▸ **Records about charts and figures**
:::
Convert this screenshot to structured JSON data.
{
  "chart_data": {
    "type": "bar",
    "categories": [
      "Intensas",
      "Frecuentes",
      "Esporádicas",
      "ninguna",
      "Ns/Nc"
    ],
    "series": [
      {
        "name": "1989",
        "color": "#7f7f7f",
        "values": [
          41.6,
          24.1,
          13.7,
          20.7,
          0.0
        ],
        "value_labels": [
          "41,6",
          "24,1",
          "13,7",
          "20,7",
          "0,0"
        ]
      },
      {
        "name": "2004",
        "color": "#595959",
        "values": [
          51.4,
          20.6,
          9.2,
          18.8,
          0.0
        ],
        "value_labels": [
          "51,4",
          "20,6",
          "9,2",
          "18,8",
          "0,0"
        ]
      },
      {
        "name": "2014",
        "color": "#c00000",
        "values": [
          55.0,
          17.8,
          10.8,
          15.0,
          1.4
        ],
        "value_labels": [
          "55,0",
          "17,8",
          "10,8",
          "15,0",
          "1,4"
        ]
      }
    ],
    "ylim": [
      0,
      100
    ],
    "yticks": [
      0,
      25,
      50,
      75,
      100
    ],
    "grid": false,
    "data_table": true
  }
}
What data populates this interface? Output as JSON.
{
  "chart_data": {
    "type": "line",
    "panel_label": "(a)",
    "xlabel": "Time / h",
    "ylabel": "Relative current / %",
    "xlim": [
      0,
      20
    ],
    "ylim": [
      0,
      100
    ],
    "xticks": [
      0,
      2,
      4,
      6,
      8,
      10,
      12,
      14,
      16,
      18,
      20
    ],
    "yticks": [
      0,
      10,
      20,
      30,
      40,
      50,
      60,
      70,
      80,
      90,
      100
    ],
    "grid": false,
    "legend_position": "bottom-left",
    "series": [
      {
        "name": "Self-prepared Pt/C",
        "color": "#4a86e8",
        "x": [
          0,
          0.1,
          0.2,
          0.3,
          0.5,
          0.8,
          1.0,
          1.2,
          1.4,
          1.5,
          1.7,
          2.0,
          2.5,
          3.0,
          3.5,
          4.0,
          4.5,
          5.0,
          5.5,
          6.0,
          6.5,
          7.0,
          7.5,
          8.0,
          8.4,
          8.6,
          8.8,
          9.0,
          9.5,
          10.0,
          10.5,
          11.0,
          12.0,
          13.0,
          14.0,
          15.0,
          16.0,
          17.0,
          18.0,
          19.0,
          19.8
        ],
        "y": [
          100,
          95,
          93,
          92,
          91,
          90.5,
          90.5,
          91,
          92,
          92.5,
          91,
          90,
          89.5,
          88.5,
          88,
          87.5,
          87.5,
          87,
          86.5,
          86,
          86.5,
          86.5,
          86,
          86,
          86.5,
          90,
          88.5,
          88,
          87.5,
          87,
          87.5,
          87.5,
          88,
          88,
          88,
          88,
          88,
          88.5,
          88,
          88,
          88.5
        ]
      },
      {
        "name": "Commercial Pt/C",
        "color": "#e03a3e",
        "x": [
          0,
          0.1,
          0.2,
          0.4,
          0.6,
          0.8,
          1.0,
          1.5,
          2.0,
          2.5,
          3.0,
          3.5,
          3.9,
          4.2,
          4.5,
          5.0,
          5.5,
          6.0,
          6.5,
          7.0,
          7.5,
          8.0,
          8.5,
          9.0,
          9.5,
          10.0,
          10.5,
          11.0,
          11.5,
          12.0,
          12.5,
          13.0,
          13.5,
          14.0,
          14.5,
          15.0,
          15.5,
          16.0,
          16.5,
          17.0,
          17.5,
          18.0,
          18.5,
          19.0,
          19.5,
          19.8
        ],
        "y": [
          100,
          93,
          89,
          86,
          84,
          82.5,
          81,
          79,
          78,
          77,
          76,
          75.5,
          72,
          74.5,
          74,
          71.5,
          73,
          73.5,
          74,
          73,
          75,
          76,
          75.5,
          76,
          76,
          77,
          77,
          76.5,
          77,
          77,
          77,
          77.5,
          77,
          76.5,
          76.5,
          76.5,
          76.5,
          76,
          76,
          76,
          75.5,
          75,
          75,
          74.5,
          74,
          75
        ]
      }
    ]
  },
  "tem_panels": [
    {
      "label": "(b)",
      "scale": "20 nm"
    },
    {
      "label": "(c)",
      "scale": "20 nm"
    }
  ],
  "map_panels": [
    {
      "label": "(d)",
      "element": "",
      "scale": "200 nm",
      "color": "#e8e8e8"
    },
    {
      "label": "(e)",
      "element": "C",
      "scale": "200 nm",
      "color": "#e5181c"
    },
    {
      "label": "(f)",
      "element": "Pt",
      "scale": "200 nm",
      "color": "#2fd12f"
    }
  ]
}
:::
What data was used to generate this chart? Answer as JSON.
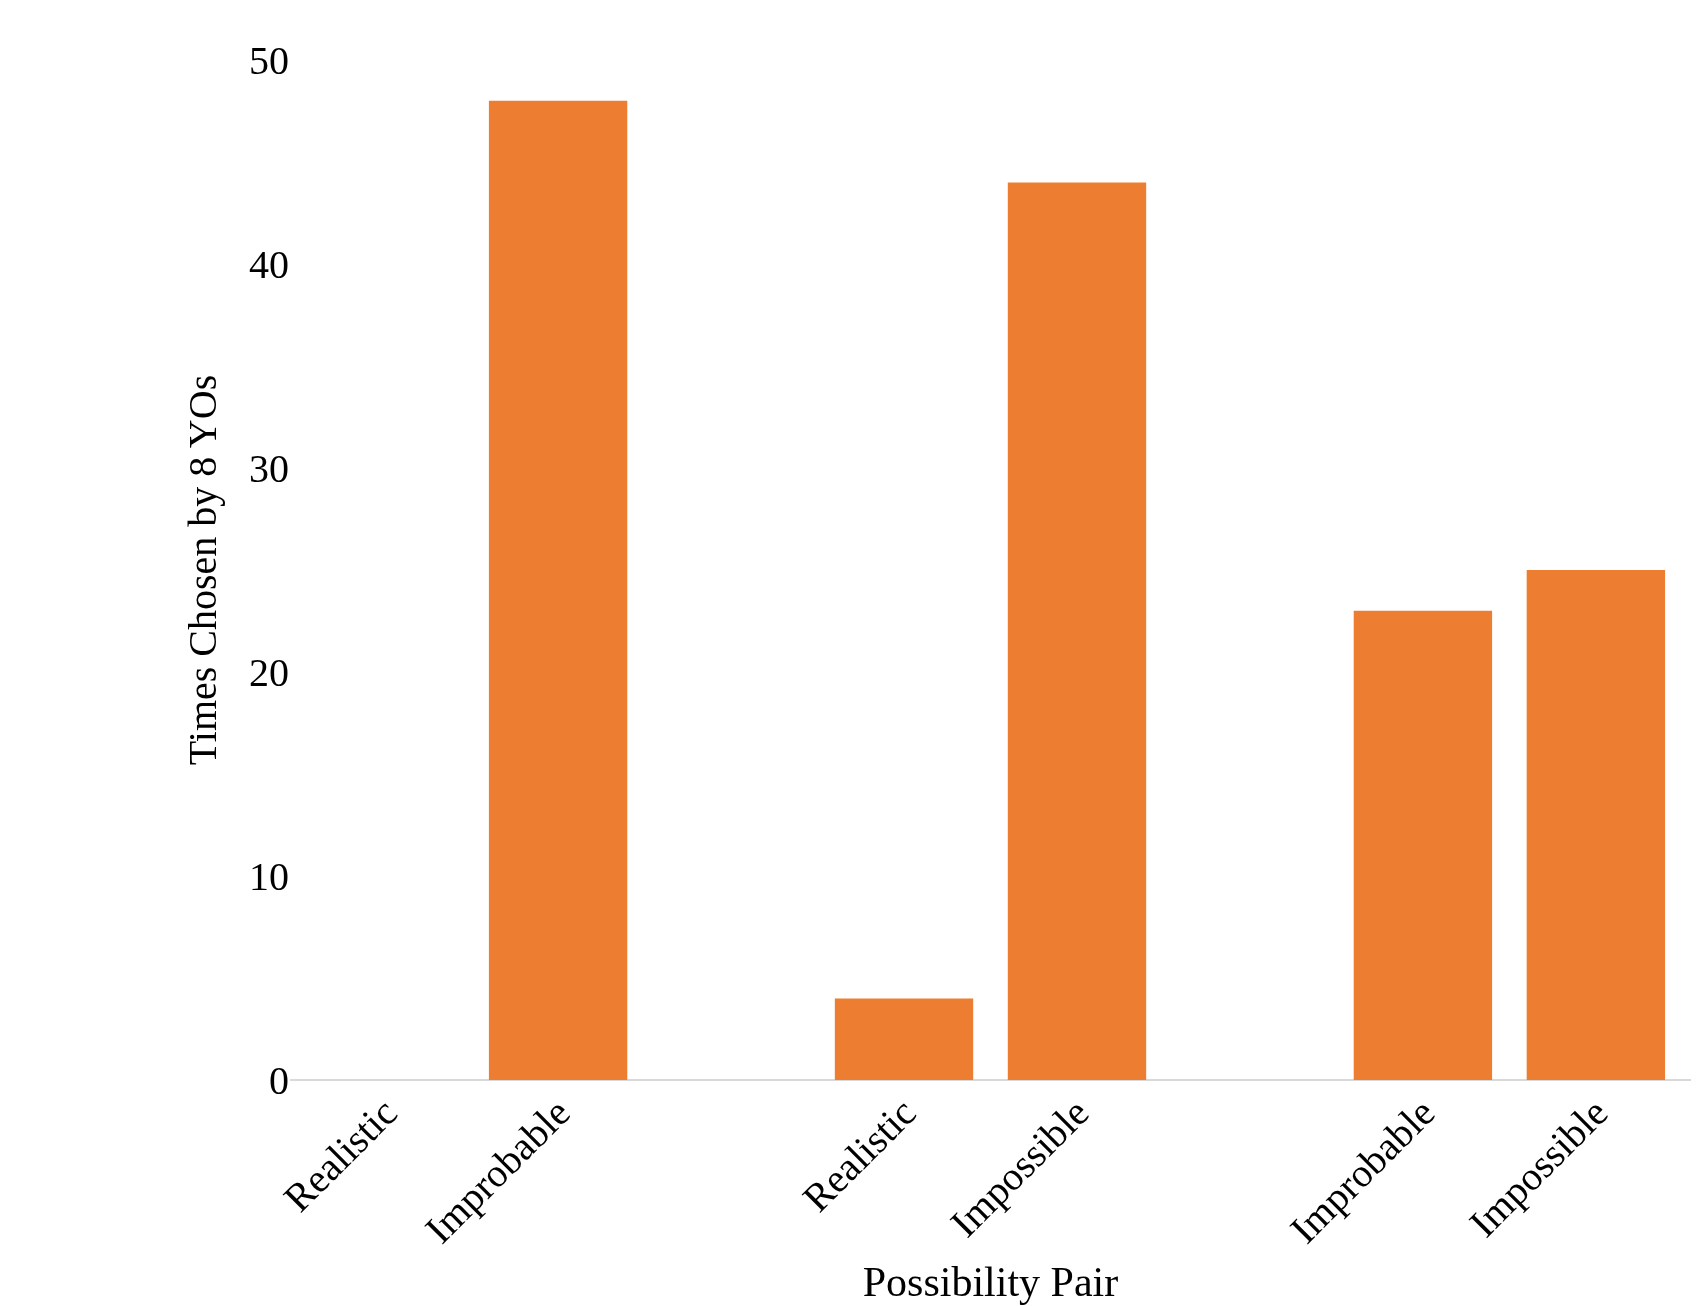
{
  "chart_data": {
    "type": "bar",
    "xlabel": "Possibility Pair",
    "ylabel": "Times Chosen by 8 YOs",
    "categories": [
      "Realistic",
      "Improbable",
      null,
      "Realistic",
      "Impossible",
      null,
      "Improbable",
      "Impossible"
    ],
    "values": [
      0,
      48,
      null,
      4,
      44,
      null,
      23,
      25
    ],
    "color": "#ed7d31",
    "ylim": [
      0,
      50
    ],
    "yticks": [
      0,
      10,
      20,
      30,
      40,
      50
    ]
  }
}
:::
▸ **What the task asks**
Copy each line from the records above that includes the string "ylabel".

▸ **Final result**
    "ylabel": "Relative current / %",
    "ylabel": "Times Chosen by 8 YOs",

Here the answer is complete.